• _Exercise instructions_
Report only the number of lines in this material that include "days".

┄┄┄┄┄┄┄┄┄┄

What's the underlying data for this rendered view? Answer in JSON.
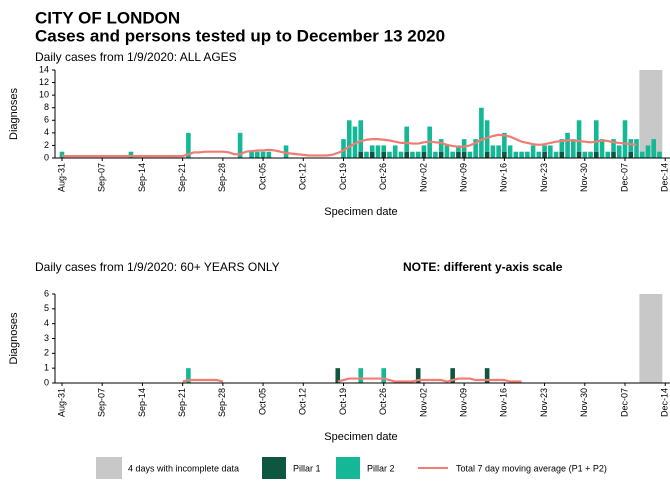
{
  "title": "CITY OF LONDON",
  "subtitle": "Cases and persons tested up to December 13 2020",
  "incomplete": {
    "label": "4 days with incomplete data",
    "days": 4,
    "color": "#c8c8c8"
  },
  "chart_data": [
    {
      "type": "bar",
      "title": "Daily cases from 1/9/2020: ALL AGES",
      "xlabel": "Specimen date",
      "ylabel": "Diagnoses",
      "stacked": true,
      "categories": [
        "Aug-31",
        null,
        null,
        null,
        null,
        null,
        null,
        "Sep-07",
        null,
        null,
        null,
        null,
        null,
        null,
        "Sep-14",
        null,
        null,
        null,
        null,
        null,
        null,
        "Sep-21",
        null,
        null,
        null,
        null,
        null,
        null,
        "Sep-28",
        null,
        null,
        null,
        null,
        null,
        null,
        "Oct-05",
        null,
        null,
        null,
        null,
        null,
        null,
        "Oct-12",
        null,
        null,
        null,
        null,
        null,
        null,
        "Oct-19",
        null,
        null,
        null,
        null,
        null,
        null,
        "Oct-26",
        null,
        null,
        null,
        null,
        null,
        null,
        "Nov-02",
        null,
        null,
        null,
        null,
        null,
        null,
        "Nov-09",
        null,
        null,
        null,
        null,
        null,
        null,
        "Nov-16",
        null,
        null,
        null,
        null,
        null,
        null,
        "Nov-23",
        null,
        null,
        null,
        null,
        null,
        null,
        "Nov-30",
        null,
        null,
        null,
        null,
        null,
        null,
        "Dec-07",
        null,
        null,
        null,
        null,
        null,
        null,
        "Dec-14"
      ],
      "ylim": [
        0,
        14
      ],
      "yticks": [
        0,
        2,
        4,
        6,
        8,
        10,
        12,
        14
      ],
      "series": [
        {
          "name": "Pillar 1",
          "type": "bar",
          "color": "#0f5640",
          "values": [
            0,
            0,
            0,
            0,
            0,
            0,
            0,
            0,
            0,
            0,
            0,
            0,
            0,
            0,
            0,
            0,
            0,
            0,
            0,
            0,
            0,
            0,
            0,
            0,
            0,
            0,
            0,
            0,
            0,
            0,
            0,
            0,
            0,
            0,
            0,
            0,
            0,
            0,
            0,
            0,
            0,
            0,
            0,
            0,
            0,
            0,
            0,
            0,
            0,
            0,
            0,
            0,
            1,
            0,
            1,
            0,
            1,
            0,
            0,
            0,
            1,
            0,
            0,
            1,
            0,
            0,
            1,
            0,
            0,
            1,
            1,
            0,
            0,
            0,
            1,
            0,
            0,
            1,
            0,
            0,
            0,
            0,
            0,
            0,
            1,
            0,
            0,
            1,
            0,
            0,
            1,
            0,
            0,
            1,
            0,
            0,
            1,
            0,
            0,
            1,
            0,
            0,
            0,
            0,
            0,
            null
          ]
        },
        {
          "name": "Pillar 2",
          "type": "bar",
          "color": "#14b897",
          "values": [
            1,
            0,
            0,
            0,
            0,
            0,
            0,
            0,
            0,
            0,
            0,
            0,
            1,
            0,
            0,
            0,
            0,
            0,
            0,
            0,
            0,
            0,
            4,
            0,
            0,
            0,
            0,
            0,
            0,
            0,
            0,
            4,
            0,
            1,
            1,
            1,
            1,
            0,
            0,
            2,
            0,
            0,
            0,
            0,
            0,
            0,
            0,
            0,
            0,
            3,
            6,
            5,
            5,
            1,
            1,
            2,
            1,
            1,
            2,
            1,
            4,
            1,
            1,
            1,
            5,
            1,
            2,
            2,
            1,
            1,
            2,
            1,
            3,
            8,
            5,
            2,
            2,
            3,
            2,
            1,
            1,
            1,
            2,
            1,
            1,
            2,
            1,
            2,
            4,
            3,
            5,
            1,
            1,
            5,
            3,
            1,
            2,
            2,
            6,
            2,
            3,
            1,
            2,
            3,
            1,
            null
          ]
        },
        {
          "name": "Total 7 day moving average (P1 + P2)",
          "type": "line",
          "color": "#f07c72",
          "values": [
            0.3,
            0.3,
            0.3,
            0.3,
            0.3,
            0.3,
            0.3,
            0.3,
            0.3,
            0.3,
            0.3,
            0.3,
            0.3,
            0.3,
            0.3,
            0.3,
            0.3,
            0.3,
            0.3,
            0.3,
            0.3,
            0.3,
            0.6,
            0.9,
            0.9,
            1,
            1,
            1,
            1,
            0.9,
            0.6,
            0.6,
            1,
            1.1,
            1.2,
            1.2,
            1.3,
            1.2,
            1,
            0.8,
            0.7,
            0.6,
            0.5,
            0.4,
            0.4,
            0.4,
            0.4,
            0.5,
            0.8,
            1.2,
            1.8,
            2.3,
            2.7,
            2.9,
            3,
            3,
            2.9,
            2.8,
            2.6,
            2.4,
            2.4,
            2.3,
            2.3,
            2.5,
            2.6,
            2.5,
            2.4,
            2.1,
            1.9,
            1.8,
            1.8,
            2,
            2.4,
            2.9,
            3.2,
            3.5,
            3.7,
            3.6,
            3.4,
            3,
            2.6,
            2.4,
            2.2,
            2.1,
            2.2,
            2.4,
            2.6,
            2.7,
            2.8,
            2.8,
            2.7,
            2.6,
            2.5,
            2.6,
            2.8,
            2.7,
            2.5,
            2.4,
            2.3,
            2.2,
            2.1,
            null,
            null,
            null,
            null,
            null
          ]
        }
      ]
    },
    {
      "type": "bar",
      "title": "Daily cases from 1/9/2020: 60+ YEARS ONLY",
      "note": "NOTE: different y-axis scale",
      "xlabel": "Specimen date",
      "ylabel": "Diagnoses",
      "stacked": true,
      "categories": [
        "Aug-31",
        null,
        null,
        null,
        null,
        null,
        null,
        "Sep-07",
        null,
        null,
        null,
        null,
        null,
        null,
        "Sep-14",
        null,
        null,
        null,
        null,
        null,
        null,
        "Sep-21",
        null,
        null,
        null,
        null,
        null,
        null,
        "Sep-28",
        null,
        null,
        null,
        null,
        null,
        null,
        "Oct-05",
        null,
        null,
        null,
        null,
        null,
        null,
        "Oct-12",
        null,
        null,
        null,
        null,
        null,
        null,
        "Oct-19",
        null,
        null,
        null,
        null,
        null,
        null,
        "Oct-26",
        null,
        null,
        null,
        null,
        null,
        null,
        "Nov-02",
        null,
        null,
        null,
        null,
        null,
        null,
        "Nov-09",
        null,
        null,
        null,
        null,
        null,
        null,
        "Nov-16",
        null,
        null,
        null,
        null,
        null,
        null,
        "Nov-23",
        null,
        null,
        null,
        null,
        null,
        null,
        "Nov-30",
        null,
        null,
        null,
        null,
        null,
        null,
        "Dec-07",
        null,
        null,
        null,
        null,
        null,
        null,
        "Dec-14"
      ],
      "ylim": [
        0,
        6
      ],
      "yticks": [
        0,
        1,
        2,
        3,
        4,
        5,
        6
      ],
      "series": [
        {
          "type": "bar",
          "color": "#0f5640",
          "values": [
            0,
            0,
            0,
            0,
            0,
            0,
            0,
            0,
            0,
            0,
            0,
            0,
            0,
            0,
            0,
            0,
            0,
            0,
            0,
            0,
            0,
            0,
            0,
            0,
            0,
            0,
            0,
            0,
            0,
            0,
            0,
            0,
            0,
            0,
            0,
            0,
            0,
            0,
            0,
            0,
            0,
            0,
            0,
            0,
            0,
            0,
            0,
            0,
            1,
            0,
            0,
            0,
            0,
            0,
            0,
            0,
            0,
            0,
            0,
            0,
            0,
            0,
            1,
            0,
            0,
            0,
            0,
            0,
            1,
            0,
            0,
            0,
            0,
            0,
            1,
            0,
            0,
            0,
            0,
            0,
            0,
            0,
            0,
            0,
            0,
            0,
            0,
            0,
            0,
            0,
            0,
            0,
            0,
            0,
            0,
            0,
            0,
            0,
            0,
            0,
            0,
            0,
            0,
            0,
            0,
            null
          ]
        },
        {
          "type": "bar",
          "color": "#14b897",
          "values": [
            0,
            0,
            0,
            0,
            0,
            0,
            0,
            0,
            0,
            0,
            0,
            0,
            0,
            0,
            0,
            0,
            0,
            0,
            0,
            0,
            0,
            0,
            1,
            0,
            0,
            0,
            0,
            0,
            0,
            0,
            0,
            0,
            0,
            0,
            0,
            0,
            0,
            0,
            0,
            0,
            0,
            0,
            0,
            0,
            0,
            0,
            0,
            0,
            0,
            0,
            0,
            0,
            1,
            0,
            0,
            0,
            1,
            0,
            0,
            0,
            0,
            0,
            0,
            0,
            0,
            0,
            0,
            0,
            0,
            0,
            0,
            0,
            0,
            0,
            0,
            0,
            0,
            0,
            0,
            0,
            0,
            0,
            0,
            0,
            0,
            0,
            0,
            0,
            0,
            0,
            0,
            0,
            0,
            0,
            0,
            0,
            0,
            0,
            0,
            0,
            0,
            0,
            0,
            0,
            0,
            null
          ]
        },
        {
          "type": "line",
          "color": "#f07c72",
          "values": [
            null,
            null,
            null,
            null,
            null,
            null,
            null,
            null,
            null,
            null,
            null,
            null,
            null,
            null,
            null,
            null,
            null,
            null,
            null,
            null,
            null,
            0.1,
            0.2,
            0.2,
            0.2,
            0.2,
            0.2,
            0.2,
            0.1,
            null,
            null,
            null,
            null,
            null,
            null,
            null,
            null,
            null,
            null,
            null,
            null,
            null,
            null,
            null,
            null,
            null,
            null,
            null,
            0.1,
            0.2,
            0.3,
            0.3,
            0.3,
            0.3,
            0.3,
            0.3,
            0.3,
            0.2,
            0.1,
            0.1,
            0.1,
            0.1,
            0.2,
            0.2,
            0.2,
            0.2,
            0.2,
            0.1,
            0.2,
            0.3,
            0.3,
            0.3,
            0.2,
            0.2,
            0.2,
            0.2,
            0.2,
            0.2,
            0.1,
            0.1,
            0.1,
            null,
            null,
            null,
            null,
            null,
            null,
            null,
            null,
            null,
            null,
            null,
            null,
            null,
            null,
            null,
            null,
            null,
            null,
            null,
            null,
            null,
            null,
            null,
            null,
            null
          ]
        }
      ]
    }
  ]
}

┄┄┄┄┄┄┄┄┄┄

• _Task solution_
2